[WHAT THE TASK REQUIRES] Each line below must be set down exactly; omit any image you find.
┏━━
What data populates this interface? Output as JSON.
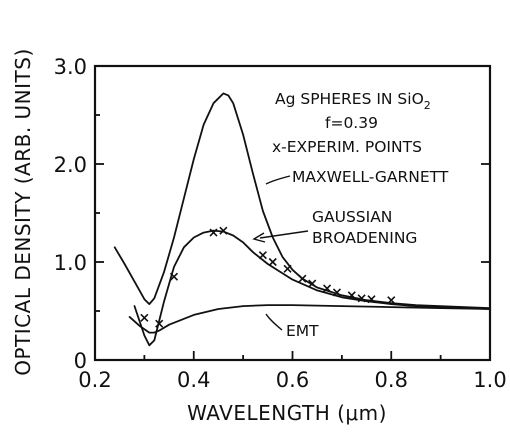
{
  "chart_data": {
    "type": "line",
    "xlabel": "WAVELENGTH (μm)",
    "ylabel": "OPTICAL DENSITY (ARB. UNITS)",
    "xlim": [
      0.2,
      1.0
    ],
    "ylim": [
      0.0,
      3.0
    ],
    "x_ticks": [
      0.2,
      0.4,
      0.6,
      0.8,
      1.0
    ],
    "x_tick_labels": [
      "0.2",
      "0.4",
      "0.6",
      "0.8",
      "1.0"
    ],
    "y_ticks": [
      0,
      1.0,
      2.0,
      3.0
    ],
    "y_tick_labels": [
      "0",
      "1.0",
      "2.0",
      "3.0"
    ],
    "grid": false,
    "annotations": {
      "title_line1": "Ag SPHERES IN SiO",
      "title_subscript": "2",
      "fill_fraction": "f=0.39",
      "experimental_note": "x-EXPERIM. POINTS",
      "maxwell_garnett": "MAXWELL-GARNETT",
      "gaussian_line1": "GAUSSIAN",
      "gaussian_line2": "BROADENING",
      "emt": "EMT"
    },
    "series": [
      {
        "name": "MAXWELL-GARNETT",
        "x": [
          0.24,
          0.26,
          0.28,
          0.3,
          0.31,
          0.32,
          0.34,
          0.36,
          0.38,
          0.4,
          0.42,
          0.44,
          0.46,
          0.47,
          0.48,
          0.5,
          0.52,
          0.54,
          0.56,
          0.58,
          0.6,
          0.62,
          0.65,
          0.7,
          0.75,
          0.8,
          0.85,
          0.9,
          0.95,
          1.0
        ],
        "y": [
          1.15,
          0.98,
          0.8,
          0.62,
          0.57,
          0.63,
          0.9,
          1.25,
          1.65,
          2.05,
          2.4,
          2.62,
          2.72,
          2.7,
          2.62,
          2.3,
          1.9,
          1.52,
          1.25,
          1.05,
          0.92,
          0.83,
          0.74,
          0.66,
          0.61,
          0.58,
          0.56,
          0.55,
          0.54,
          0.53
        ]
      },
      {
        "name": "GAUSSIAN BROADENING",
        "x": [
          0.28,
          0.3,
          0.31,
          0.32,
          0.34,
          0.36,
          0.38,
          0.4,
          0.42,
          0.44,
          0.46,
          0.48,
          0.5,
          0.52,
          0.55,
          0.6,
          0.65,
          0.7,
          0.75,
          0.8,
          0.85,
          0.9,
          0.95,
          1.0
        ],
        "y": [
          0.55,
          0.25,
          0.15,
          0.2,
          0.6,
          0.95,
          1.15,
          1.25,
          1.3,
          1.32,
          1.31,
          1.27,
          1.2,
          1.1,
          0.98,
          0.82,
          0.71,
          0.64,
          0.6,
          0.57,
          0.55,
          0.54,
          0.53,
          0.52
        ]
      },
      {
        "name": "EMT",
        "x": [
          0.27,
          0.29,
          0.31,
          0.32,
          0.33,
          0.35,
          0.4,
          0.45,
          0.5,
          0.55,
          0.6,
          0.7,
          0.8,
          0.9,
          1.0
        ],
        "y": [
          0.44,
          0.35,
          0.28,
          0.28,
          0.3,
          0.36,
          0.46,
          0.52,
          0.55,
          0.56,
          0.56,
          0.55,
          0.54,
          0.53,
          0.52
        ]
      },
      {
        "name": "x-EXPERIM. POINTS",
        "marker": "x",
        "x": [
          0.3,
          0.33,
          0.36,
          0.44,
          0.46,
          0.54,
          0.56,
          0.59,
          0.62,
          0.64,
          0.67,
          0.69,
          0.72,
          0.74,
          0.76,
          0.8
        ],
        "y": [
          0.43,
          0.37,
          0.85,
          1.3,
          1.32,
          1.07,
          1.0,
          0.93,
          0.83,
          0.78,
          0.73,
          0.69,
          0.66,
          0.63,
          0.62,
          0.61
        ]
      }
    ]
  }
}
┗━━
[REPLY]
What data populates this interface? Output as JSON.
{
  "chart_data": {
    "type": "line",
    "xlabel": "WAVELENGTH (μm)",
    "ylabel": "OPTICAL DENSITY (ARB. UNITS)",
    "xlim": [
      0.2,
      1.0
    ],
    "ylim": [
      0.0,
      3.0
    ],
    "x_ticks": [
      0.2,
      0.4,
      0.6,
      0.8,
      1.0
    ],
    "x_tick_labels": [
      "0.2",
      "0.4",
      "0.6",
      "0.8",
      "1.0"
    ],
    "y_ticks": [
      0,
      1.0,
      2.0,
      3.0
    ],
    "y_tick_labels": [
      "0",
      "1.0",
      "2.0",
      "3.0"
    ],
    "grid": false,
    "annotations": {
      "title_line1": "Ag SPHERES IN SiO",
      "title_subscript": "2",
      "fill_fraction": "f=0.39",
      "experimental_note": "x-EXPERIM. POINTS",
      "maxwell_garnett": "MAXWELL-GARNETT",
      "gaussian_line1": "GAUSSIAN",
      "gaussian_line2": "BROADENING",
      "emt": "EMT"
    },
    "series": [
      {
        "name": "MAXWELL-GARNETT",
        "x": [
          0.24,
          0.26,
          0.28,
          0.3,
          0.31,
          0.32,
          0.34,
          0.36,
          0.38,
          0.4,
          0.42,
          0.44,
          0.46,
          0.47,
          0.48,
          0.5,
          0.52,
          0.54,
          0.56,
          0.58,
          0.6,
          0.62,
          0.65,
          0.7,
          0.75,
          0.8,
          0.85,
          0.9,
          0.95,
          1.0
        ],
        "y": [
          1.15,
          0.98,
          0.8,
          0.62,
          0.57,
          0.63,
          0.9,
          1.25,
          1.65,
          2.05,
          2.4,
          2.62,
          2.72,
          2.7,
          2.62,
          2.3,
          1.9,
          1.52,
          1.25,
          1.05,
          0.92,
          0.83,
          0.74,
          0.66,
          0.61,
          0.58,
          0.56,
          0.55,
          0.54,
          0.53
        ]
      },
      {
        "name": "GAUSSIAN BROADENING",
        "x": [
          0.28,
          0.3,
          0.31,
          0.32,
          0.34,
          0.36,
          0.38,
          0.4,
          0.42,
          0.44,
          0.46,
          0.48,
          0.5,
          0.52,
          0.55,
          0.6,
          0.65,
          0.7,
          0.75,
          0.8,
          0.85,
          0.9,
          0.95,
          1.0
        ],
        "y": [
          0.55,
          0.25,
          0.15,
          0.2,
          0.6,
          0.95,
          1.15,
          1.25,
          1.3,
          1.32,
          1.31,
          1.27,
          1.2,
          1.1,
          0.98,
          0.82,
          0.71,
          0.64,
          0.6,
          0.57,
          0.55,
          0.54,
          0.53,
          0.52
        ]
      },
      {
        "name": "EMT",
        "x": [
          0.27,
          0.29,
          0.31,
          0.32,
          0.33,
          0.35,
          0.4,
          0.45,
          0.5,
          0.55,
          0.6,
          0.7,
          0.8,
          0.9,
          1.0
        ],
        "y": [
          0.44,
          0.35,
          0.28,
          0.28,
          0.3,
          0.36,
          0.46,
          0.52,
          0.55,
          0.56,
          0.56,
          0.55,
          0.54,
          0.53,
          0.52
        ]
      },
      {
        "name": "x-EXPERIM. POINTS",
        "marker": "x",
        "x": [
          0.3,
          0.33,
          0.36,
          0.44,
          0.46,
          0.54,
          0.56,
          0.59,
          0.62,
          0.64,
          0.67,
          0.69,
          0.72,
          0.74,
          0.76,
          0.8
        ],
        "y": [
          0.43,
          0.37,
          0.85,
          1.3,
          1.32,
          1.07,
          1.0,
          0.93,
          0.83,
          0.78,
          0.73,
          0.69,
          0.66,
          0.63,
          0.62,
          0.61
        ]
      }
    ]
  }
}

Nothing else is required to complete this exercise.